What needs to be done →
Records follow. Select each line holding "this".

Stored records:
==*==
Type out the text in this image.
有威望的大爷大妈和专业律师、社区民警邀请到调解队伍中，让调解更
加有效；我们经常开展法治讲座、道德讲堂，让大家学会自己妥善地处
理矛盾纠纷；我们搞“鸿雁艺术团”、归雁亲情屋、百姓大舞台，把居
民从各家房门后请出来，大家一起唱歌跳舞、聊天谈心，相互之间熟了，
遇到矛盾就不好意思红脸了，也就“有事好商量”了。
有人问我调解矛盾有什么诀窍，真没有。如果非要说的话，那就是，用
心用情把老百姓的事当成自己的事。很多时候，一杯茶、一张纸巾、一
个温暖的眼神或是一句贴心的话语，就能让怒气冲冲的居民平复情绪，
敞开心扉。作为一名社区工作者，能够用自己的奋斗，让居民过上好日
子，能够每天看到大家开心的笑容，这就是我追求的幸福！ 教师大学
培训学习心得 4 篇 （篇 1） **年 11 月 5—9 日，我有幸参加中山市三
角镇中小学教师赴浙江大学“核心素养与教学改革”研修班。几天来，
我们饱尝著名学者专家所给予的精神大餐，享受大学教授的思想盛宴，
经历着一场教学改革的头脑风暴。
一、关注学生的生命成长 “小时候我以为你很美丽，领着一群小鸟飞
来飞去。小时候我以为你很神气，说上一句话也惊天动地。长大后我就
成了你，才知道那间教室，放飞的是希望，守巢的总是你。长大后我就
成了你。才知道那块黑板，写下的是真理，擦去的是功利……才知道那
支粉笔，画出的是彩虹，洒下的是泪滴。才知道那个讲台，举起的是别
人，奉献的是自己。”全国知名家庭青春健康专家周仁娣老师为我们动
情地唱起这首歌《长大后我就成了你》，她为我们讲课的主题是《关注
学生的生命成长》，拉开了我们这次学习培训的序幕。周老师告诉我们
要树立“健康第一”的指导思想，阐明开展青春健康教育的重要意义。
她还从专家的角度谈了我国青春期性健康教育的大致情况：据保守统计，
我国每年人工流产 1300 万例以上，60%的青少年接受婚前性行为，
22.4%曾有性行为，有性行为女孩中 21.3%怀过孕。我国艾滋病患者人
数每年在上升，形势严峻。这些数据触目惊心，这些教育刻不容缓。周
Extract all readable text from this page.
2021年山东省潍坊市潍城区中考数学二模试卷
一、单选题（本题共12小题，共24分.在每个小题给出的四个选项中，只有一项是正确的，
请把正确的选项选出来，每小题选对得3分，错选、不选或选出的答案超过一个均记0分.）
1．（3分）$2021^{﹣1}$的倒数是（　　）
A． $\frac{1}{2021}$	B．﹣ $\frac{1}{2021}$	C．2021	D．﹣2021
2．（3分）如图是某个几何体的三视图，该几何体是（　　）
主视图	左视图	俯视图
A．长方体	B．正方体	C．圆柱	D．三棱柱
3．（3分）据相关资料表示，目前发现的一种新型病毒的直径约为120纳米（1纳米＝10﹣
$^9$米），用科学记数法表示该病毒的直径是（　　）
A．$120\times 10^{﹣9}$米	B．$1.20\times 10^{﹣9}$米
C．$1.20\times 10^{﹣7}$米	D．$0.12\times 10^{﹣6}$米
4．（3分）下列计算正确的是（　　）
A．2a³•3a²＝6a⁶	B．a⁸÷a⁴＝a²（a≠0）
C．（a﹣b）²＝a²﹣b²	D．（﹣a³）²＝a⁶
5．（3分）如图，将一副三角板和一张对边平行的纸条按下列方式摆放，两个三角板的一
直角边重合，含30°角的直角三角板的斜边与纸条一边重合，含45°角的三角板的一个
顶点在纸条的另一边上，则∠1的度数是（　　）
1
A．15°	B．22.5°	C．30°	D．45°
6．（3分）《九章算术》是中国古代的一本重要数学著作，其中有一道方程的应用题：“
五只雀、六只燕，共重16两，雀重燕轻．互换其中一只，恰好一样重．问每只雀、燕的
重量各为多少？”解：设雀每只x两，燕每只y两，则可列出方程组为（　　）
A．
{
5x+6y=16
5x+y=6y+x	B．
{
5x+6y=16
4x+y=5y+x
==*==
Answer to the exercise →
Type out the text in this image.
Extract all readable text from this page.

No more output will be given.